What to do: Output the material below in full, exactly as it is.

### Data provided

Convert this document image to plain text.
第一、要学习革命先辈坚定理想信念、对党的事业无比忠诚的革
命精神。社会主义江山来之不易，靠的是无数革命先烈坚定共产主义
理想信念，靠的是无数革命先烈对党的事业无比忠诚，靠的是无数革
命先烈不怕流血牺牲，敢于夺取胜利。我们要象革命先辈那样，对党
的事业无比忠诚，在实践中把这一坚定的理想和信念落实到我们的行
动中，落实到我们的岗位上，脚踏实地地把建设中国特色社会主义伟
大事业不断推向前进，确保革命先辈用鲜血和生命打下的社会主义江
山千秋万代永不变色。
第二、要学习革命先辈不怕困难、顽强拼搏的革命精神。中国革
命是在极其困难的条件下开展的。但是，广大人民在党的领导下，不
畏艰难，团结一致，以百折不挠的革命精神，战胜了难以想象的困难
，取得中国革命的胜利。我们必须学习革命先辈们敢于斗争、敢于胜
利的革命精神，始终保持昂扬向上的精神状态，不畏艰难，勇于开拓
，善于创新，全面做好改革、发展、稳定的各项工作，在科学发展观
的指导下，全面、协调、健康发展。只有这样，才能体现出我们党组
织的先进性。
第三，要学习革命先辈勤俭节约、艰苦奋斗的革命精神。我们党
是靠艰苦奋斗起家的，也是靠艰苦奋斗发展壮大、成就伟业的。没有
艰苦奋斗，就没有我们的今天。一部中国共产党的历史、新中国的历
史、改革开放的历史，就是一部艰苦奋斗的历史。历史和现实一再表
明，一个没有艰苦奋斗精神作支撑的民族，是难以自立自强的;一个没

######

Response:
Convert this document image to plain text.
第一、要学习革命先辈坚定理想信念、对党的事业无比忠诚的革
命精神。社会主义江山来之不易，靠的是无数革命先烈坚定共产主义
理想信念，靠的是无数革命先烈对党的事业无比忠诚，靠的是无数革
命先烈不怕流血牺牲，敢于夺取胜利。我们要象革命先辈那样，对党
的事业无比忠诚，在实践中把这一坚定的理想和信念落实到我们的行
动中，落实到我们的岗位上，脚踏实地地把建设中国特色社会主义伟
大事业不断推向前进，确保革命先辈用鲜血和生命打下的社会主义江
山千秋万代永不变色。
第二、要学习革命先辈不怕困难、顽强拼搏的革命精神。中国革
命是在极其困难的条件下开展的。但是，广大人民在党的领导下，不
畏艰难，团结一致，以百折不挠的革命精神，战胜了难以想象的困难
，取得中国革命的胜利。我们必须学习革命先辈们敢于斗争、敢于胜
利的革命精神，始终保持昂扬向上的精神状态，不畏艰难，勇于开拓
，善于创新，全面做好改革、发展、稳定的各项工作，在科学发展观
的指导下，全面、协调、健康发展。只有这样，才能体现出我们党组
织的先进性。
第三，要学习革命先辈勤俭节约、艰苦奋斗的革命精神。我们党
是靠艰苦奋斗起家的，也是靠艰苦奋斗发展壮大、成就伟业的。没有
艰苦奋斗，就没有我们的今天。一部中国共产党的历史、新中国的历
史、改革开放的历史，就是一部艰苦奋斗的历史。历史和现实一再表
明，一个没有艰苦奋斗精神作支撑的民族，是难以自立自强的;一个没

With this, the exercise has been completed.